Data excerpts
□ □ □ □ □
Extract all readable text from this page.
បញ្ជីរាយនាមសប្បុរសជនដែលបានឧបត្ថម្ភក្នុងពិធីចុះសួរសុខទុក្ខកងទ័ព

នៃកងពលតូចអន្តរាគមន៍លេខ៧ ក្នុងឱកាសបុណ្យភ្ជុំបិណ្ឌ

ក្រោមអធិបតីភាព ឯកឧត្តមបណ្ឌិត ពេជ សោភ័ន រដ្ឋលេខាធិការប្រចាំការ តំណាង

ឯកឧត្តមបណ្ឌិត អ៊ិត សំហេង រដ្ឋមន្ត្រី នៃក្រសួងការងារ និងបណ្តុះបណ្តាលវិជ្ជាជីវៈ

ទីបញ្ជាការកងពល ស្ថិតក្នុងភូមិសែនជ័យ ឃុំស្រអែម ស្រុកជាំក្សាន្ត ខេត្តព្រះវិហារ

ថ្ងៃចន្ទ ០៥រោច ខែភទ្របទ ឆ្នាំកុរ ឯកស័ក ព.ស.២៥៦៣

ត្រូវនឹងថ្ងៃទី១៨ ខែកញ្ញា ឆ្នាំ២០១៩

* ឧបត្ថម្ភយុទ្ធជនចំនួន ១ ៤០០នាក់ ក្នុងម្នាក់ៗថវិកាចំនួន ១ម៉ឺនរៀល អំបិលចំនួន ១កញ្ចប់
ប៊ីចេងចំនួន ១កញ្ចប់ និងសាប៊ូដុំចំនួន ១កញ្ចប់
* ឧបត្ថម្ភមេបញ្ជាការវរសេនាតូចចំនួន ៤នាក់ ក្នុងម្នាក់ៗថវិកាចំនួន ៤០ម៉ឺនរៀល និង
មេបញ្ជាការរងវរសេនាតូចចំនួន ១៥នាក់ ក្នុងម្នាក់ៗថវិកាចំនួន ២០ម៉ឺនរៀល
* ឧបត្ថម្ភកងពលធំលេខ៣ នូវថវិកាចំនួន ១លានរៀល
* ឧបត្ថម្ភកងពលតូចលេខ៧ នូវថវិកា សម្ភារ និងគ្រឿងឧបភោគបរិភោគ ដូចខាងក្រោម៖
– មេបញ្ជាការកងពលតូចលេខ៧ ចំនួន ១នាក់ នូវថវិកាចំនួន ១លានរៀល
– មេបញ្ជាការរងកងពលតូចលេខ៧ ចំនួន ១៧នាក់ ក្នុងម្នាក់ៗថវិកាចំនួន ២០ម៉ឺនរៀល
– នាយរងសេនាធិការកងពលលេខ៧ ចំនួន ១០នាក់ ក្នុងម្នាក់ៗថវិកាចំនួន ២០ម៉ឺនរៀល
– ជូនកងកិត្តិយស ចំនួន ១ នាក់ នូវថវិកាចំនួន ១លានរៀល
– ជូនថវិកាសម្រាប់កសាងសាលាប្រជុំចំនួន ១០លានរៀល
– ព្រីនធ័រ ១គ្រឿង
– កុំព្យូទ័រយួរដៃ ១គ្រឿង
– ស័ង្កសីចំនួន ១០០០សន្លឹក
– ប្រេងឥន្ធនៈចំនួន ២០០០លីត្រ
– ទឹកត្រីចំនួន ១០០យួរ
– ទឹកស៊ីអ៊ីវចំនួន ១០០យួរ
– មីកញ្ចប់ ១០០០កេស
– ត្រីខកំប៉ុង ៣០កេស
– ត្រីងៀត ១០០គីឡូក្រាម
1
□ □ □ □ □
◆ What to produce
Give all of the entries again, word for word.

◆ Expected output
Extract all readable text from this page.
បញ្ជីរាយនាមសប្បុរសជនដែលបានឧបត្ថម្ភក្នុងពិធីចុះសួរសុខទុក្ខកងទ័ព

នៃកងពលតូចអន្តរាគមន៍លេខ៧ ក្នុងឱកាសបុណ្យភ្ជុំបិណ្ឌ

ក្រោមអធិបតីភាព ឯកឧត្តមបណ្ឌិត ពេជ សោភ័ន រដ្ឋលេខាធិការប្រចាំការ តំណាង

ឯកឧត្តមបណ្ឌិត អ៊ិត សំហេង រដ្ឋមន្ត្រី នៃក្រសួងការងារ និងបណ្តុះបណ្តាលវិជ្ជាជីវៈ

ទីបញ្ជាការកងពល ស្ថិតក្នុងភូមិសែនជ័យ ឃុំស្រអែម ស្រុកជាំក្សាន្ត ខេត្តព្រះវិហារ

ថ្ងៃចន្ទ ០៥រោច ខែភទ្របទ ឆ្នាំកុរ ឯកស័ក ព.ស.២៥៦៣

ត្រូវនឹងថ្ងៃទី១៨ ខែកញ្ញា ឆ្នាំ២០១៩

* ឧបត្ថម្ភយុទ្ធជនចំនួន ១ ៤០០នាក់ ក្នុងម្នាក់ៗថវិកាចំនួន ១ម៉ឺនរៀល អំបិលចំនួន ១កញ្ចប់
ប៊ីចេងចំនួន ១កញ្ចប់ និងសាប៊ូដុំចំនួន ១កញ្ចប់
* ឧបត្ថម្ភមេបញ្ជាការវរសេនាតូចចំនួន ៤នាក់ ក្នុងម្នាក់ៗថវិកាចំនួន ៤០ម៉ឺនរៀល និង
មេបញ្ជាការរងវរសេនាតូចចំនួន ១៥នាក់ ក្នុងម្នាក់ៗថវិកាចំនួន ២០ម៉ឺនរៀល
* ឧបត្ថម្ភកងពលធំលេខ៣ នូវថវិកាចំនួន ១លានរៀល
* ឧបត្ថម្ភកងពលតូចលេខ៧ នូវថវិកា សម្ភារ និងគ្រឿងឧបភោគបរិភោគ ដូចខាងក្រោម៖
– មេបញ្ជាការកងពលតូចលេខ៧ ចំនួន ១នាក់ នូវថវិកាចំនួន ១លានរៀល
– មេបញ្ជាការរងកងពលតូចលេខ៧ ចំនួន ១៧នាក់ ក្នុងម្នាក់ៗថវិកាចំនួន ២០ម៉ឺនរៀល
– នាយរងសេនាធិការកងពលលេខ៧ ចំនួន ១០នាក់ ក្នុងម្នាក់ៗថវិកាចំនួន ២០ម៉ឺនរៀល
– ជូនកងកិត្តិយស ចំនួន ១ នាក់ នូវថវិកាចំនួន ១លានរៀល
– ជូនថវិកាសម្រាប់កសាងសាលាប្រជុំចំនួន ១០លានរៀល
– ព្រីនធ័រ ១គ្រឿង
– កុំព្យូទ័រយួរដៃ ១គ្រឿង
– ស័ង្កសីចំនួន ១០០០សន្លឹក
– ប្រេងឥន្ធនៈចំនួន ២០០០លីត្រ
– ទឹកត្រីចំនួន ១០០យួរ
– ទឹកស៊ីអ៊ីវចំនួន ១០០យួរ
– មីកញ្ចប់ ១០០០កេស
– ត្រីខកំប៉ុង ៣០កេស
– ត្រីងៀត ១០០គីឡូក្រាម
1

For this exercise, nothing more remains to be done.